====== Records for the exercise

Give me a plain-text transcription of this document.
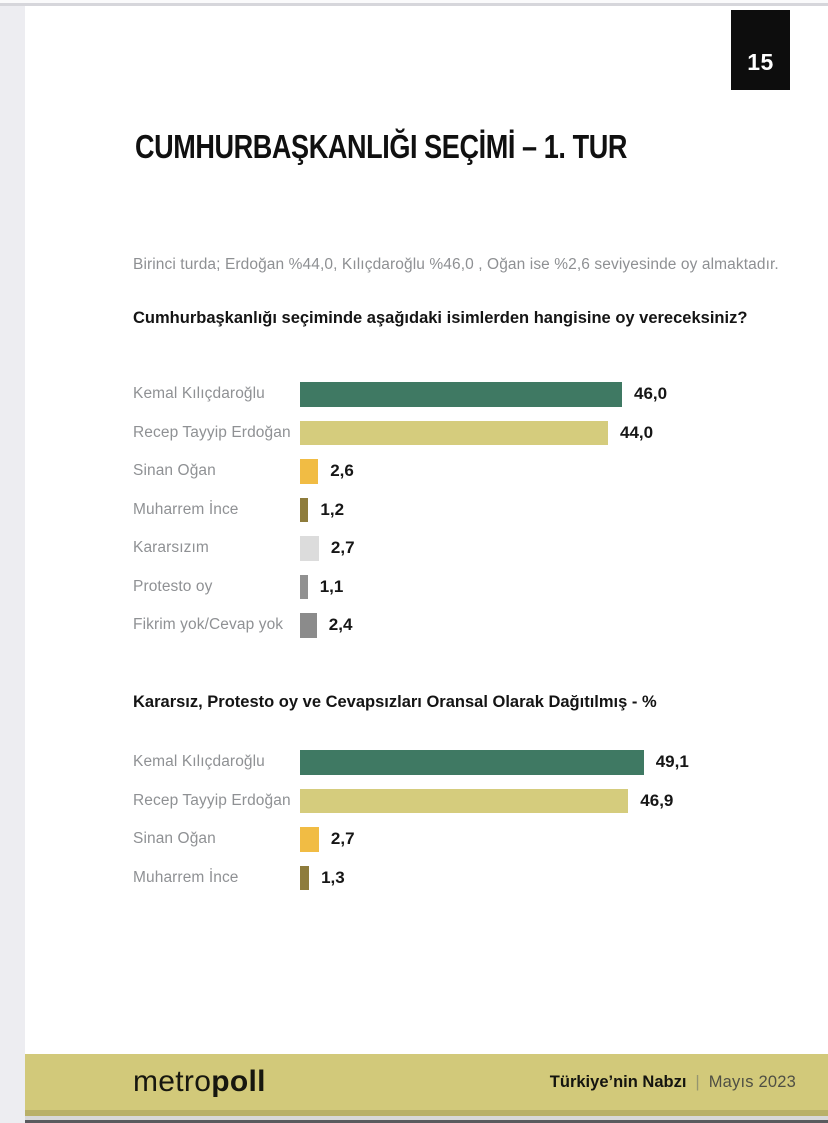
15
CUMHURBAŞKANLIĞI SEÇİMİ – 1. TUR

Birinci turda; Erdoğan %44,0, Kılıçdaroğlu %46,0 , Oğan ise %2,6 seviyesinde oy almaktadır.

Cumhurbaşkanlığı seçiminde aşağıdaki isimlerden hangisine oy vereceksiniz?
Kemal Kılıçdaroğlu	46,0
Recep Tayyip Erdoğan	44,0
Sinan Oğan	2,6
Muharrem İnce	1,2
Kararsızım	2,7
Protesto oy	1,1
Fikrim yok/Cevap yok	2,4
Kararsız, Protesto oy ve Cevapsızları Oransal Olarak Dağıtılmış - %
Kemal Kılıçdaroğlu	49,1
Recep Tayyip Erdoğan	46,9
Sinan Oğan	2,7
Muharrem İnce	1,3
metropoll	Türkiye’nin Nabzı | Mayıs 2023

============

= Instruction =
Output all of the entries verbatim, leaving out any images.

= Worked answer =
Give me a plain-text transcription of this document.
15
CUMHURBAŞKANLIĞI SEÇİMİ – 1. TUR

Birinci turda; Erdoğan %44,0, Kılıçdaroğlu %46,0 , Oğan ise %2,6 seviyesinde oy almaktadır.

Cumhurbaşkanlığı seçiminde aşağıdaki isimlerden hangisine oy vereceksiniz?
Kemal Kılıçdaroğlu	46,0
Recep Tayyip Erdoğan	44,0
Sinan Oğan	2,6
Muharrem İnce	1,2
Kararsızım	2,7
Protesto oy	1,1
Fikrim yok/Cevap yok	2,4
Kararsız, Protesto oy ve Cevapsızları Oransal Olarak Dağıtılmış - %
Kemal Kılıçdaroğlu	49,1
Recep Tayyip Erdoğan	46,9
Sinan Oğan	2,7
Muharrem İnce	1,3
metropoll	Türkiye’nin Nabzı | Mayıs 2023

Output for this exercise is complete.